- _THE TASK_
The complete listing should be restated exactly.

***

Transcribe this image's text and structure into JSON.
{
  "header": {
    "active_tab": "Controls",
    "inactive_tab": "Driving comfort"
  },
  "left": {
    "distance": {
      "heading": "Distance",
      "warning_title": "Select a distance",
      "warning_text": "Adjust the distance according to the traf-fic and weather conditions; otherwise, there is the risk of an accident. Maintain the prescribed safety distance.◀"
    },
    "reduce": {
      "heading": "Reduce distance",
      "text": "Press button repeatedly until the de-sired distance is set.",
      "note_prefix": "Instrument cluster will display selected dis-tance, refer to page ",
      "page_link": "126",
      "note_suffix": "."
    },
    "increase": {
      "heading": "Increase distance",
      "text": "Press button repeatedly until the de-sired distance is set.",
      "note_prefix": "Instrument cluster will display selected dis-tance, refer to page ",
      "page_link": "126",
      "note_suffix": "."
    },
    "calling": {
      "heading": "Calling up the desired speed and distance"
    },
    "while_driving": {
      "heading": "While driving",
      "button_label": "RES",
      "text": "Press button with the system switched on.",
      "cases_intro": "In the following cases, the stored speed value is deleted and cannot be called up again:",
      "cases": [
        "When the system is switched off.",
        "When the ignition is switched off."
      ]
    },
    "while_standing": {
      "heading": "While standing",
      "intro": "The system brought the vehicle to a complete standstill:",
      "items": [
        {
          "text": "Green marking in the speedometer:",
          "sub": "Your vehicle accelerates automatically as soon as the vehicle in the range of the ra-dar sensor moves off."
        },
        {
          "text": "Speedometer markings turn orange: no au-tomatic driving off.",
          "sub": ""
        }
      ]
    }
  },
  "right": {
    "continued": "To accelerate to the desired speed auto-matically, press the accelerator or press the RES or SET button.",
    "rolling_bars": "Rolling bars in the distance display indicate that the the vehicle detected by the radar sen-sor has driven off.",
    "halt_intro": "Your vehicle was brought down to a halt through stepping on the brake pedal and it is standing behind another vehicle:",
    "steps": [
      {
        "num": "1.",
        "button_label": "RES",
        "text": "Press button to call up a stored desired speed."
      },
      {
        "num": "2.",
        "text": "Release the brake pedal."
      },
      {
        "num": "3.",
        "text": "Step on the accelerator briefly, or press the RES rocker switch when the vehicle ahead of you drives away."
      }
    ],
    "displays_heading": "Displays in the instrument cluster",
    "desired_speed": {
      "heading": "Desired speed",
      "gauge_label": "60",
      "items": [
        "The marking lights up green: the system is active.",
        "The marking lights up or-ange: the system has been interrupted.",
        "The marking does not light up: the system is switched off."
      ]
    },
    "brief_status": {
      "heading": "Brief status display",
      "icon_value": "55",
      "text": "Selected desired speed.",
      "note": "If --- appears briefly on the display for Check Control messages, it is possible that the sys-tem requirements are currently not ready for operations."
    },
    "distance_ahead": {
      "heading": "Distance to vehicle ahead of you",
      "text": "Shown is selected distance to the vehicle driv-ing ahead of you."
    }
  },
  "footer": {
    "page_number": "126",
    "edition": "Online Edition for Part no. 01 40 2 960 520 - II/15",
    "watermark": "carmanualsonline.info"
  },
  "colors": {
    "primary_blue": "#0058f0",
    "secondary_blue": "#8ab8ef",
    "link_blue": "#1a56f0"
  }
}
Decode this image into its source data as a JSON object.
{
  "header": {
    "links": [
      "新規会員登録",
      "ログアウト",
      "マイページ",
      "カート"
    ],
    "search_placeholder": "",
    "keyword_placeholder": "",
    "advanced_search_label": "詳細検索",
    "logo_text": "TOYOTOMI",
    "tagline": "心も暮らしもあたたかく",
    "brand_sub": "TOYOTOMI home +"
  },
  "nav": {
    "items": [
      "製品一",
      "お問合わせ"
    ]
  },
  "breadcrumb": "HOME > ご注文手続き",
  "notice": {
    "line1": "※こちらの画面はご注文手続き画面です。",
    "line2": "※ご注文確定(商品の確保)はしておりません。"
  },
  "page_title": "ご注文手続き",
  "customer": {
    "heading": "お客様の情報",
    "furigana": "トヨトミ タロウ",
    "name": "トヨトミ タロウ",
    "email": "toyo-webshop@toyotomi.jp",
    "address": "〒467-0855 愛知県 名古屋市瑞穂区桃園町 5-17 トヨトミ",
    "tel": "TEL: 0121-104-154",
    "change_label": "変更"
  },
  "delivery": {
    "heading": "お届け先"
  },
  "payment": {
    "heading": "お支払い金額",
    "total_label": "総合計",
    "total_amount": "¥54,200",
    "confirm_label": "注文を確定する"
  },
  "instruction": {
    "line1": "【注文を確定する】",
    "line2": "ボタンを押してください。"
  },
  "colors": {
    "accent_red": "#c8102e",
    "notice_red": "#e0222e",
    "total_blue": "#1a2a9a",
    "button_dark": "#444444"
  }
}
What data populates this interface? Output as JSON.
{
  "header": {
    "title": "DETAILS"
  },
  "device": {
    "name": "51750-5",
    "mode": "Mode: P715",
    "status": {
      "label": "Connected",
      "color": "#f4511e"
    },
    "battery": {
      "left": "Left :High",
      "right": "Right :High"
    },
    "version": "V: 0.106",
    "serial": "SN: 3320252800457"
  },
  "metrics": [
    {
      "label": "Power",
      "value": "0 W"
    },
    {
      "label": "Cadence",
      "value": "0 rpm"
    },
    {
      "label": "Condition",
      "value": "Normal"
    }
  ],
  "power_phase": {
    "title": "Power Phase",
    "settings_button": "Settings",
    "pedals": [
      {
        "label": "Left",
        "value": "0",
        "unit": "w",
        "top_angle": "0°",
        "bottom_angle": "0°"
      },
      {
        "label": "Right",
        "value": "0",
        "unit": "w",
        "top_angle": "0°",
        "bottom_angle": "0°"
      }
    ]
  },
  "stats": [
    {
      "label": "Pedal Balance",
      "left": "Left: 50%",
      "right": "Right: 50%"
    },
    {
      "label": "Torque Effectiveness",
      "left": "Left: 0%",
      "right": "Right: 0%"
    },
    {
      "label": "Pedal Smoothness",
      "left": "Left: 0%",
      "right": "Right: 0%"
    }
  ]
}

***

- _WRITTEN ANSWER_
Transcribe this image's text and structure into JSON.
{
  "header": {
    "active_tab": "Controls",
    "inactive_tab": "Driving comfort"
  },
  "left": {
    "distance": {
      "heading": "Distance",
      "warning_title": "Select a distance",
      "warning_text": "Adjust the distance according to the traf-fic and weather conditions; otherwise, there is the risk of an accident. Maintain the prescribed safety distance.◀"
    },
    "reduce": {
      "heading": "Reduce distance",
      "text": "Press button repeatedly until the de-sired distance is set.",
      "note_prefix": "Instrument cluster will display selected dis-tance, refer to page ",
      "page_link": "126",
      "note_suffix": "."
    },
    "increase": {
      "heading": "Increase distance",
      "text": "Press button repeatedly until the de-sired distance is set.",
      "note_prefix": "Instrument cluster will display selected dis-tance, refer to page ",
      "page_link": "126",
      "note_suffix": "."
    },
    "calling": {
      "heading": "Calling up the desired speed and distance"
    },
    "while_driving": {
      "heading": "While driving",
      "button_label": "RES",
      "text": "Press button with the system switched on.",
      "cases_intro": "In the following cases, the stored speed value is deleted and cannot be called up again:",
      "cases": [
        "When the system is switched off.",
        "When the ignition is switched off."
      ]
    },
    "while_standing": {
      "heading": "While standing",
      "intro": "The system brought the vehicle to a complete standstill:",
      "items": [
        {
          "text": "Green marking in the speedometer:",
          "sub": "Your vehicle accelerates automatically as soon as the vehicle in the range of the ra-dar sensor moves off."
        },
        {
          "text": "Speedometer markings turn orange: no au-tomatic driving off.",
          "sub": ""
        }
      ]
    }
  },
  "right": {
    "continued": "To accelerate to the desired speed auto-matically, press the accelerator or press the RES or SET button.",
    "rolling_bars": "Rolling bars in the distance display indicate that the the vehicle detected by the radar sen-sor has driven off.",
    "halt_intro": "Your vehicle was brought down to a halt through stepping on the brake pedal and it is standing behind another vehicle:",
    "steps": [
      {
        "num": "1.",
        "button_label": "RES",
        "text": "Press button to call up a stored desired speed."
      },
      {
        "num": "2.",
        "text": "Release the brake pedal."
      },
      {
        "num": "3.",
        "text": "Step on the accelerator briefly, or press the RES rocker switch when the vehicle ahead of you drives away."
      }
    ],
    "displays_heading": "Displays in the instrument cluster",
    "desired_speed": {
      "heading": "Desired speed",
      "gauge_label": "60",
      "items": [
        "The marking lights up green: the system is active.",
        "The marking lights up or-ange: the system has been interrupted.",
        "The marking does not light up: the system is switched off."
      ]
    },
    "brief_status": {
      "heading": "Brief status display",
      "icon_value": "55",
      "text": "Selected desired speed.",
      "note": "If --- appears briefly on the display for Check Control messages, it is possible that the sys-tem requirements are currently not ready for operations."
    },
    "distance_ahead": {
      "heading": "Distance to vehicle ahead of you",
      "text": "Shown is selected distance to the vehicle driv-ing ahead of you."
    }
  },
  "footer": {
    "page_number": "126",
    "edition": "Online Edition for Part no. 01 40 2 960 520 - II/15",
    "watermark": "carmanualsonline.info"
  },
  "colors": {
    "primary_blue": "#0058f0",
    "secondary_blue": "#8ab8ef",
    "link_blue": "#1a56f0"
  }
}
Decode this image into its source data as a JSON object.
{
  "header": {
    "links": [
      "新規会員登録",
      "ログアウト",
      "マイページ",
      "カート"
    ],
    "search_placeholder": "",
    "keyword_placeholder": "",
    "advanced_search_label": "詳細検索",
    "logo_text": "TOYOTOMI",
    "tagline": "心も暮らしもあたたかく",
    "brand_sub": "TOYOTOMI home +"
  },
  "nav": {
    "items": [
      "製品一",
      "お問合わせ"
    ]
  },
  "breadcrumb": "HOME > ご注文手続き",
  "notice": {
    "line1": "※こちらの画面はご注文手続き画面です。",
    "line2": "※ご注文確定(商品の確保)はしておりません。"
  },
  "page_title": "ご注文手続き",
  "customer": {
    "heading": "お客様の情報",
    "furigana": "トヨトミ タロウ",
    "name": "トヨトミ タロウ",
    "email": "toyo-webshop@toyotomi.jp",
    "address": "〒467-0855 愛知県 名古屋市瑞穂区桃園町 5-17 トヨトミ",
    "tel": "TEL: 0121-104-154",
    "change_label": "変更"
  },
  "delivery": {
    "heading": "お届け先"
  },
  "payment": {
    "heading": "お支払い金額",
    "total_label": "総合計",
    "total_amount": "¥54,200",
    "confirm_label": "注文を確定する"
  },
  "instruction": {
    "line1": "【注文を確定する】",
    "line2": "ボタンを押してください。"
  },
  "colors": {
    "accent_red": "#c8102e",
    "notice_red": "#e0222e",
    "total_blue": "#1a2a9a",
    "button_dark": "#444444"
  }
}
What data populates this interface? Output as JSON.
{
  "header": {
    "title": "DETAILS"
  },
  "device": {
    "name": "51750-5",
    "mode": "Mode: P715",
    "status": {
      "label": "Connected",
      "color": "#f4511e"
    },
    "battery": {
      "left": "Left :High",
      "right": "Right :High"
    },
    "version": "V: 0.106",
    "serial": "SN: 3320252800457"
  },
  "metrics": [
    {
      "label": "Power",
      "value": "0 W"
    },
    {
      "label": "Cadence",
      "value": "0 rpm"
    },
    {
      "label": "Condition",
      "value": "Normal"
    }
  ],
  "power_phase": {
    "title": "Power Phase",
    "settings_button": "Settings",
    "pedals": [
      {
        "label": "Left",
        "value": "0",
        "unit": "w",
        "top_angle": "0°",
        "bottom_angle": "0°"
      },
      {
        "label": "Right",
        "value": "0",
        "unit": "w",
        "top_angle": "0°",
        "bottom_angle": "0°"
      }
    ]
  },
  "stats": [
    {
      "label": "Pedal Balance",
      "left": "Left: 50%",
      "right": "Right: 50%"
    },
    {
      "label": "Torque Effectiveness",
      "left": "Left: 0%",
      "right": "Right: 0%"
    },
    {
      "label": "Pedal Smoothness",
      "left": "Left: 0%",
      "right": "Right: 0%"
    }
  ]
}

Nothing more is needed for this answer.